__DATASET ENTRIES__:
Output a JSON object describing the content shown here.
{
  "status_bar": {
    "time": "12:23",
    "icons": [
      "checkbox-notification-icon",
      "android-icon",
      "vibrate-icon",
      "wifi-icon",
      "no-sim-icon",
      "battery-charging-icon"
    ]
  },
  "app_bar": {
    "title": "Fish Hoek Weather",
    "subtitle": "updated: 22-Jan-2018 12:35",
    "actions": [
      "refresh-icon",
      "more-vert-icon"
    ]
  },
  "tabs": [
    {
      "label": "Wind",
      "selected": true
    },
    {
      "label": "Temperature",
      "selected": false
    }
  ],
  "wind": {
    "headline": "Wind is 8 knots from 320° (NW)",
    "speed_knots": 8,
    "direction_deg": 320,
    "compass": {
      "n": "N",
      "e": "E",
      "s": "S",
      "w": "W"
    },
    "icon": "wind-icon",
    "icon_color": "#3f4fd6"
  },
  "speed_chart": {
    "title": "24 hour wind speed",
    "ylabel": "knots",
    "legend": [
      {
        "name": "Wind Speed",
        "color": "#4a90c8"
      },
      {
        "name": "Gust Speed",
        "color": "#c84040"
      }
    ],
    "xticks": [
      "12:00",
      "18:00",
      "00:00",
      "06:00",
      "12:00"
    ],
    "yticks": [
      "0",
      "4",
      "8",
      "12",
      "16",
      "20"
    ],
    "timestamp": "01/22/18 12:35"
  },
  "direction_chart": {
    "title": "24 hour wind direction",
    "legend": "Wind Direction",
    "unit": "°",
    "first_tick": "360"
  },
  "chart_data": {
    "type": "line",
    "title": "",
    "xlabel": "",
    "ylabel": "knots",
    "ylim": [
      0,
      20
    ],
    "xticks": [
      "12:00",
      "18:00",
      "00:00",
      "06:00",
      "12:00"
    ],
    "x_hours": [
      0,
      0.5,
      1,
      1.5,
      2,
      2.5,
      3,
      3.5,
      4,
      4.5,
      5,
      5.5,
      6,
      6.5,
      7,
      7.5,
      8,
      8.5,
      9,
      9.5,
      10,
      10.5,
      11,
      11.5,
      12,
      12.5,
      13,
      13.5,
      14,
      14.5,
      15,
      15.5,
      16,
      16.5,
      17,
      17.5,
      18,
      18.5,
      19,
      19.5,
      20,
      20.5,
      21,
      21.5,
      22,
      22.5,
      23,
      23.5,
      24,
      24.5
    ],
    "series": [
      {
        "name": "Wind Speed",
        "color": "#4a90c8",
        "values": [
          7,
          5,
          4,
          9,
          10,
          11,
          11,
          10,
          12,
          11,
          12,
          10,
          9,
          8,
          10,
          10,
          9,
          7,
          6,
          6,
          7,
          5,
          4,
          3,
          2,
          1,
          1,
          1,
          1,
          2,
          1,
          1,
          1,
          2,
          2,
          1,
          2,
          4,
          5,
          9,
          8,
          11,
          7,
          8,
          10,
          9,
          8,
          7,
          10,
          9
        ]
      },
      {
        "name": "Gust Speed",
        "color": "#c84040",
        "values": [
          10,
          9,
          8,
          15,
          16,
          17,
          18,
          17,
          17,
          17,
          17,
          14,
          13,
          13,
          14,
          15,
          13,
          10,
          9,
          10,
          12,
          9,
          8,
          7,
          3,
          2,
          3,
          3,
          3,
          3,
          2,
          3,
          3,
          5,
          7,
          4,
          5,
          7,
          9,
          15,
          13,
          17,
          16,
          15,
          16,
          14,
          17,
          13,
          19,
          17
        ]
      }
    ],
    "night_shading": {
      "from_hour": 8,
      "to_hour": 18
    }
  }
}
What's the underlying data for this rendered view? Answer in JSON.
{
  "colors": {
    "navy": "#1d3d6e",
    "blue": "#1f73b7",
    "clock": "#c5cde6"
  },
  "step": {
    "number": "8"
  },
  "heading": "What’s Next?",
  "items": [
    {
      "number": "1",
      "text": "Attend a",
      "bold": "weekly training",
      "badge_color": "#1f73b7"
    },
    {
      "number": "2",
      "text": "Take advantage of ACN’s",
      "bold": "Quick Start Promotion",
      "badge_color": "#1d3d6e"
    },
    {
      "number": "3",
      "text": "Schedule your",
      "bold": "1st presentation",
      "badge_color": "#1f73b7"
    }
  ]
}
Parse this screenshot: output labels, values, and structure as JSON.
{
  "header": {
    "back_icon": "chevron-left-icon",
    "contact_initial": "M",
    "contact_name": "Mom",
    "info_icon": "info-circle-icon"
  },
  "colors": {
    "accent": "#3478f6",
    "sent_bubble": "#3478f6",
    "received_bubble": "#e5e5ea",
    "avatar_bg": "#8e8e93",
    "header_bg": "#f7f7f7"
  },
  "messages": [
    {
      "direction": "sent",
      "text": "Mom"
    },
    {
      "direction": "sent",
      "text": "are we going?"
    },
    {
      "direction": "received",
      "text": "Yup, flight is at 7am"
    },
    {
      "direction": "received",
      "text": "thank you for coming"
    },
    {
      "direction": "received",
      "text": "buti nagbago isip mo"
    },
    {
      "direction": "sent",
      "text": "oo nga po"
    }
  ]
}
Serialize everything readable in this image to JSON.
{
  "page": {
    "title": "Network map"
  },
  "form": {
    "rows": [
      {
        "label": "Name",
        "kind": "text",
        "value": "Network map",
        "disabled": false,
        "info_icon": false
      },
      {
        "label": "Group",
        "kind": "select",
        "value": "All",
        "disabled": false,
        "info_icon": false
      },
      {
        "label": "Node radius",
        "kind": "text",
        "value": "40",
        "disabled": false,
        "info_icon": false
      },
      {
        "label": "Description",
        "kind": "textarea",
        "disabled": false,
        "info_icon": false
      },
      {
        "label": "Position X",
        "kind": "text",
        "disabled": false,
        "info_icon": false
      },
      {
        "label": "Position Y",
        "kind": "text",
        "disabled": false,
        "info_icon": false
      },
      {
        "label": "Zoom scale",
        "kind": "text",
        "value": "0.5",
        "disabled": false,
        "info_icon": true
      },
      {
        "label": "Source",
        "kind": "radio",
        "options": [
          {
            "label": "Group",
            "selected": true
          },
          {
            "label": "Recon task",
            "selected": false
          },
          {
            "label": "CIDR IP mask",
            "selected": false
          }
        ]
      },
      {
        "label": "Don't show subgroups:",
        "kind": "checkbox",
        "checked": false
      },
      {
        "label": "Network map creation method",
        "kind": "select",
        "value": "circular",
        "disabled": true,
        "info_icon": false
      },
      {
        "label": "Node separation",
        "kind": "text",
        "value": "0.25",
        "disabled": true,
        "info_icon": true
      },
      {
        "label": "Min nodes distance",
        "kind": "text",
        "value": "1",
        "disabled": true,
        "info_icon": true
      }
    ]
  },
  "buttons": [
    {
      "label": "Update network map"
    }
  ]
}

__TASK DESCRIPTION__: Make an exact copy of the data above.

__OUTPUT__:
Output a JSON object describing the content shown here.
{
  "status_bar": {
    "time": "12:23",
    "icons": [
      "checkbox-notification-icon",
      "android-icon",
      "vibrate-icon",
      "wifi-icon",
      "no-sim-icon",
      "battery-charging-icon"
    ]
  },
  "app_bar": {
    "title": "Fish Hoek Weather",
    "subtitle": "updated: 22-Jan-2018 12:35",
    "actions": [
      "refresh-icon",
      "more-vert-icon"
    ]
  },
  "tabs": [
    {
      "label": "Wind",
      "selected": true
    },
    {
      "label": "Temperature",
      "selected": false
    }
  ],
  "wind": {
    "headline": "Wind is 8 knots from 320° (NW)",
    "speed_knots": 8,
    "direction_deg": 320,
    "compass": {
      "n": "N",
      "e": "E",
      "s": "S",
      "w": "W"
    },
    "icon": "wind-icon",
    "icon_color": "#3f4fd6"
  },
  "speed_chart": {
    "title": "24 hour wind speed",
    "ylabel": "knots",
    "legend": [
      {
        "name": "Wind Speed",
        "color": "#4a90c8"
      },
      {
        "name": "Gust Speed",
        "color": "#c84040"
      }
    ],
    "xticks": [
      "12:00",
      "18:00",
      "00:00",
      "06:00",
      "12:00"
    ],
    "yticks": [
      "0",
      "4",
      "8",
      "12",
      "16",
      "20"
    ],
    "timestamp": "01/22/18 12:35"
  },
  "direction_chart": {
    "title": "24 hour wind direction",
    "legend": "Wind Direction",
    "unit": "°",
    "first_tick": "360"
  },
  "chart_data": {
    "type": "line",
    "title": "",
    "xlabel": "",
    "ylabel": "knots",
    "ylim": [
      0,
      20
    ],
    "xticks": [
      "12:00",
      "18:00",
      "00:00",
      "06:00",
      "12:00"
    ],
    "x_hours": [
      0,
      0.5,
      1,
      1.5,
      2,
      2.5,
      3,
      3.5,
      4,
      4.5,
      5,
      5.5,
      6,
      6.5,
      7,
      7.5,
      8,
      8.5,
      9,
      9.5,
      10,
      10.5,
      11,
      11.5,
      12,
      12.5,
      13,
      13.5,
      14,
      14.5,
      15,
      15.5,
      16,
      16.5,
      17,
      17.5,
      18,
      18.5,
      19,
      19.5,
      20,
      20.5,
      21,
      21.5,
      22,
      22.5,
      23,
      23.5,
      24,
      24.5
    ],
    "series": [
      {
        "name": "Wind Speed",
        "color": "#4a90c8",
        "values": [
          7,
          5,
          4,
          9,
          10,
          11,
          11,
          10,
          12,
          11,
          12,
          10,
          9,
          8,
          10,
          10,
          9,
          7,
          6,
          6,
          7,
          5,
          4,
          3,
          2,
          1,
          1,
          1,
          1,
          2,
          1,
          1,
          1,
          2,
          2,
          1,
          2,
          4,
          5,
          9,
          8,
          11,
          7,
          8,
          10,
          9,
          8,
          7,
          10,
          9
        ]
      },
      {
        "name": "Gust Speed",
        "color": "#c84040",
        "values": [
          10,
          9,
          8,
          15,
          16,
          17,
          18,
          17,
          17,
          17,
          17,
          14,
          13,
          13,
          14,
          15,
          13,
          10,
          9,
          10,
          12,
          9,
          8,
          7,
          3,
          2,
          3,
          3,
          3,
          3,
          2,
          3,
          3,
          5,
          7,
          4,
          5,
          7,
          9,
          15,
          13,
          17,
          16,
          15,
          16,
          14,
          17,
          13,
          19,
          17
        ]
      }
    ],
    "night_shading": {
      "from_hour": 8,
      "to_hour": 18
    }
  }
}
What's the underlying data for this rendered view? Answer in JSON.
{
  "colors": {
    "navy": "#1d3d6e",
    "blue": "#1f73b7",
    "clock": "#c5cde6"
  },
  "step": {
    "number": "8"
  },
  "heading": "What’s Next?",
  "items": [
    {
      "number": "1",
      "text": "Attend a",
      "bold": "weekly training",
      "badge_color": "#1f73b7"
    },
    {
      "number": "2",
      "text": "Take advantage of ACN’s",
      "bold": "Quick Start Promotion",
      "badge_color": "#1d3d6e"
    },
    {
      "number": "3",
      "text": "Schedule your",
      "bold": "1st presentation",
      "badge_color": "#1f73b7"
    }
  ]
}
Parse this screenshot: output labels, values, and structure as JSON.
{
  "header": {
    "back_icon": "chevron-left-icon",
    "contact_initial": "M",
    "contact_name": "Mom",
    "info_icon": "info-circle-icon"
  },
  "colors": {
    "accent": "#3478f6",
    "sent_bubble": "#3478f6",
    "received_bubble": "#e5e5ea",
    "avatar_bg": "#8e8e93",
    "header_bg": "#f7f7f7"
  },
  "messages": [
    {
      "direction": "sent",
      "text": "Mom"
    },
    {
      "direction": "sent",
      "text": "are we going?"
    },
    {
      "direction": "received",
      "text": "Yup, flight is at 7am"
    },
    {
      "direction": "received",
      "text": "thank you for coming"
    },
    {
      "direction": "received",
      "text": "buti nagbago isip mo"
    },
    {
      "direction": "sent",
      "text": "oo nga po"
    }
  ]
}
Serialize everything readable in this image to JSON.
{
  "page": {
    "title": "Network map"
  },
  "form": {
    "rows": [
      {
        "label": "Name",
        "kind": "text",
        "value": "Network map",
        "disabled": false,
        "info_icon": false
      },
      {
        "label": "Group",
        "kind": "select",
        "value": "All",
        "disabled": false,
        "info_icon": false
      },
      {
        "label": "Node radius",
        "kind": "text",
        "value": "40",
        "disabled": false,
        "info_icon": false
      },
      {
        "label": "Description",
        "kind": "textarea",
        "disabled": false,
        "info_icon": false
      },
      {
        "label": "Position X",
        "kind": "text",
        "disabled": false,
        "info_icon": false
      },
      {
        "label": "Position Y",
        "kind": "text",
        "disabled": false,
        "info_icon": false
      },
      {
        "label": "Zoom scale",
        "kind": "text",
        "value": "0.5",
        "disabled": false,
        "info_icon": true
      },
      {
        "label": "Source",
        "kind": "radio",
        "options": [
          {
            "label": "Group",
            "selected": true
          },
          {
            "label": "Recon task",
            "selected": false
          },
          {
            "label": "CIDR IP mask",
            "selected": false
          }
        ]
      },
      {
        "label": "Don't show subgroups:",
        "kind": "checkbox",
        "checked": false
      },
      {
        "label": "Network map creation method",
        "kind": "select",
        "value": "circular",
        "disabled": true,
        "info_icon": false
      },
      {
        "label": "Node separation",
        "kind": "text",
        "value": "0.25",
        "disabled": true,
        "info_icon": true
      },
      {
        "label": "Min nodes distance",
        "kind": "text",
        "value": "1",
        "disabled": true,
        "info_icon": true
      }
    ]
  },
  "buttons": [
    {
      "label": "Update network map"
    }
  ]
}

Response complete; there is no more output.